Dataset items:
┄┄┄┄┄┄

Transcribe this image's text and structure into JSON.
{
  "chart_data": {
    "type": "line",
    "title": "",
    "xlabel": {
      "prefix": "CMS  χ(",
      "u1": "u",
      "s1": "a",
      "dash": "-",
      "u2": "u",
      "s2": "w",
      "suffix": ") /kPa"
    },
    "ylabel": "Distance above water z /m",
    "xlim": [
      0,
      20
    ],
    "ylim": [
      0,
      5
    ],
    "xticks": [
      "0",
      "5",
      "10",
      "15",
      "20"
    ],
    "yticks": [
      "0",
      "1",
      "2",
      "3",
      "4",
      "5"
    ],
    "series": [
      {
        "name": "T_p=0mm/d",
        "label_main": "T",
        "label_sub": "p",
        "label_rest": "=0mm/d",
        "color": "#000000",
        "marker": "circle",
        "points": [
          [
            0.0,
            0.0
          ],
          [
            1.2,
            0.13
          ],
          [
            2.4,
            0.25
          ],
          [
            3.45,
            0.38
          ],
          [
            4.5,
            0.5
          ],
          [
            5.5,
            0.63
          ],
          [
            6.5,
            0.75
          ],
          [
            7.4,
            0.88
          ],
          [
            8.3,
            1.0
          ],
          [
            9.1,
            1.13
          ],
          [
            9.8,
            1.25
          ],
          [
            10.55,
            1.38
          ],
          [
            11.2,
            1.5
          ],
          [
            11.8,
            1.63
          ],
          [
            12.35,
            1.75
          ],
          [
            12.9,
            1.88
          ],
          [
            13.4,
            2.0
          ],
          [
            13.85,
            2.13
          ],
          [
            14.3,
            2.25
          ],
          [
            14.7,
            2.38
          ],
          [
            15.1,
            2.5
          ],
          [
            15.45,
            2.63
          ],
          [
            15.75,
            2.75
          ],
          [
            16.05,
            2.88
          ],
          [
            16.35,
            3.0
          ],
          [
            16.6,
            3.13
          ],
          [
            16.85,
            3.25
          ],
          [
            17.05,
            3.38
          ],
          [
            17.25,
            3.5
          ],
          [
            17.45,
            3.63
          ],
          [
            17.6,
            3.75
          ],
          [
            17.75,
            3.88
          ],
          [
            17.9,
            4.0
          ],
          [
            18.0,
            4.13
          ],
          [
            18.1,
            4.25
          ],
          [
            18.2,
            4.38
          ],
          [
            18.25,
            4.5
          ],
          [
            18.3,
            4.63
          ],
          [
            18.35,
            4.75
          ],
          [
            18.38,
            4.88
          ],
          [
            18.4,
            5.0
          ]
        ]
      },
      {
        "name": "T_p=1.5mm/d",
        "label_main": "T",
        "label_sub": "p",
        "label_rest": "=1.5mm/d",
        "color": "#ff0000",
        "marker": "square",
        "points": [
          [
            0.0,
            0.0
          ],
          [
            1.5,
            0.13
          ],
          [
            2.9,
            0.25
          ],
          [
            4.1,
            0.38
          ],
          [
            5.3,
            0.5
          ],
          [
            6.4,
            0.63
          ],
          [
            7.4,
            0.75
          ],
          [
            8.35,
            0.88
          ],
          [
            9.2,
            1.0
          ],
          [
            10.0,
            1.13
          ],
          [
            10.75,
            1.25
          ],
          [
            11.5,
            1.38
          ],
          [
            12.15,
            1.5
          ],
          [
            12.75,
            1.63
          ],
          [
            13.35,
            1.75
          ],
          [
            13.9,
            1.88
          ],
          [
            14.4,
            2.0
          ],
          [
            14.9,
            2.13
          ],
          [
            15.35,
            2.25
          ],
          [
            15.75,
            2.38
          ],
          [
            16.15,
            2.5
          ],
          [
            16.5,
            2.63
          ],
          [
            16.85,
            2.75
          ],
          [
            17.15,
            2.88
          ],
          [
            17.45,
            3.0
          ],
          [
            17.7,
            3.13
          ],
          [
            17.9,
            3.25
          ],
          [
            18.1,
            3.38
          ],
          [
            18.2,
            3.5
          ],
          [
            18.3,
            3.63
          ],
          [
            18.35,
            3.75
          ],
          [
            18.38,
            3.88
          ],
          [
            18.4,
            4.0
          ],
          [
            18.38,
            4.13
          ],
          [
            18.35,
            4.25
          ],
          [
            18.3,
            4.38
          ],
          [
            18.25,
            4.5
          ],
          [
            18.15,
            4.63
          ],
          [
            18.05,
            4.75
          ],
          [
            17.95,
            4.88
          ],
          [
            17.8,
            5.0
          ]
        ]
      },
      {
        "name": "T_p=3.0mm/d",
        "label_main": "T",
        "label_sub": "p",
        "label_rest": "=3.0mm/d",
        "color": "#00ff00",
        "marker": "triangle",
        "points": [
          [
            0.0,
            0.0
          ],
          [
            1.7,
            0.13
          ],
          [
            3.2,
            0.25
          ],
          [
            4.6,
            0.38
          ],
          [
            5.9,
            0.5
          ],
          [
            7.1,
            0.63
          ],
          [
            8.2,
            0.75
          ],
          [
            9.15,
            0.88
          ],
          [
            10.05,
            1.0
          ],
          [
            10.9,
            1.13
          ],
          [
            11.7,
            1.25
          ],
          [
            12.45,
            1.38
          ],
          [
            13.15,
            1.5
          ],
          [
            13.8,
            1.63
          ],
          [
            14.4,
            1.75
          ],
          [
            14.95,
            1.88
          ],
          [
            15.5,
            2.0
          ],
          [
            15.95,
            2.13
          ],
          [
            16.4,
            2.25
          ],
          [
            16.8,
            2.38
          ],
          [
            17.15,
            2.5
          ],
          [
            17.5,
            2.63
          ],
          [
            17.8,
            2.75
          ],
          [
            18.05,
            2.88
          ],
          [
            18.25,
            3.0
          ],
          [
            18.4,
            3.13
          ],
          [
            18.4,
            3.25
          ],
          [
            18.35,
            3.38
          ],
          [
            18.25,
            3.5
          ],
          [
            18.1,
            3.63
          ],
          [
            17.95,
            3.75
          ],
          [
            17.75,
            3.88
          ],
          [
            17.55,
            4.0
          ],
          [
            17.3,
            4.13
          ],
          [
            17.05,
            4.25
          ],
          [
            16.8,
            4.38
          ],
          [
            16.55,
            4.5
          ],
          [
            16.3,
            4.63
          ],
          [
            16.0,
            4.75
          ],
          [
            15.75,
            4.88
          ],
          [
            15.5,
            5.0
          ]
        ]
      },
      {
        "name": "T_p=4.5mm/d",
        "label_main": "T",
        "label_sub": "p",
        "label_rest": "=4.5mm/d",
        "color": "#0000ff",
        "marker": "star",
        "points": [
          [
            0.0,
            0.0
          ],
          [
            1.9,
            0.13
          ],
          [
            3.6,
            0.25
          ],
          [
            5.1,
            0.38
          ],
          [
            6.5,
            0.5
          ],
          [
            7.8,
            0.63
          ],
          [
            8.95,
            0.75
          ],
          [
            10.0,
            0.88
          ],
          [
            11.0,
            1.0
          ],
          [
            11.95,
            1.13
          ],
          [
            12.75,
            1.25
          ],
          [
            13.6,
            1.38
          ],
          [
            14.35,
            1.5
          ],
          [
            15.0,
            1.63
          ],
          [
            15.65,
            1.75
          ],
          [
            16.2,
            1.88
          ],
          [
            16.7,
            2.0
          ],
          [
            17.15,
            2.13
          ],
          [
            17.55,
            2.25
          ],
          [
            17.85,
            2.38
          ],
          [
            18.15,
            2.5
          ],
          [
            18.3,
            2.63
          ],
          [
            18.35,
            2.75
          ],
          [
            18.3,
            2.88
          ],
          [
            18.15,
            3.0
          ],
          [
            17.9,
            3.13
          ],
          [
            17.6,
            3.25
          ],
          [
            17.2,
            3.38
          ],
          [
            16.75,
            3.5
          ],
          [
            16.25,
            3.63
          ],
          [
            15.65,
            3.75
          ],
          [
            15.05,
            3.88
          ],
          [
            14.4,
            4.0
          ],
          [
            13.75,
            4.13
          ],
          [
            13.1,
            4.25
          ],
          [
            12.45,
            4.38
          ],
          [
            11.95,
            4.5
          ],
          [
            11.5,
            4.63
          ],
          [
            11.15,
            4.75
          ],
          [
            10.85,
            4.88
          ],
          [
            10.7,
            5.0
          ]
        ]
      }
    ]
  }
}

┄┄┄┄┄┄

TASK BRIEF: Pull out all lines from the entries above that include the word "marker".

THE RESPONSE:
        "marker": "circle",
        "marker": "square",
        "marker": "triangle",
        "marker": "star",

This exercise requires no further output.